● **LISTED RECORDS**
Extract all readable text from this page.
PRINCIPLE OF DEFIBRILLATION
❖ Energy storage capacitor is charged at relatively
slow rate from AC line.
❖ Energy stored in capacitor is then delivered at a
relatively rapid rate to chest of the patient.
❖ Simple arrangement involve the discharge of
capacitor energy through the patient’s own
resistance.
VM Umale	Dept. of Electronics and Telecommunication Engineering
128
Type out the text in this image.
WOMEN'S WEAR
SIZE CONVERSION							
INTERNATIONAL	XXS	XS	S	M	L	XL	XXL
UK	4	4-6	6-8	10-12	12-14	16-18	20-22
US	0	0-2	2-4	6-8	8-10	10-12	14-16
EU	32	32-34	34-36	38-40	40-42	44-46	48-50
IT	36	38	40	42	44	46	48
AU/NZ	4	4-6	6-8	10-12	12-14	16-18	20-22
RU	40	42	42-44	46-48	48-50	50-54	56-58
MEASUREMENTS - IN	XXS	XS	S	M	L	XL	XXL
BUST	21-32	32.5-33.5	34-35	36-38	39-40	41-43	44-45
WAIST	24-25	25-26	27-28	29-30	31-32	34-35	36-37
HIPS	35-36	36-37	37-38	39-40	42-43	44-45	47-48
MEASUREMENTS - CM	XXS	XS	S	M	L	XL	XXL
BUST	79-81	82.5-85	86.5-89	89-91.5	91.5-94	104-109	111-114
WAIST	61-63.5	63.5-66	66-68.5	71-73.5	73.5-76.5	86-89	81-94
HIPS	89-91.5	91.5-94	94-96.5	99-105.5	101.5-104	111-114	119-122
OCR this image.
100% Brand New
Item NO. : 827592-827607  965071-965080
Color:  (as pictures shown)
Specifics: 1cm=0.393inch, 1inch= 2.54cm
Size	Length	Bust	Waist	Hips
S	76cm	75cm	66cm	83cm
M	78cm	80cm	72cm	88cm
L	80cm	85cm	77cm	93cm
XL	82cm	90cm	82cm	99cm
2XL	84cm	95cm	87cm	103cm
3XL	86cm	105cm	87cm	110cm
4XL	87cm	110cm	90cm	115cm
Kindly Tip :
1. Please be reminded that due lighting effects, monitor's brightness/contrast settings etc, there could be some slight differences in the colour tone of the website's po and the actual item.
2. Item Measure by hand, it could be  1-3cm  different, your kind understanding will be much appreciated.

● **STATED TASK**
Using the listing above, pick out each line that contains the word "relatively", then copy it.

● **EXERCISE ANSWER**
❖ Energy storage capacitor is charged at relatively
relatively rapid rate to chest of the patient.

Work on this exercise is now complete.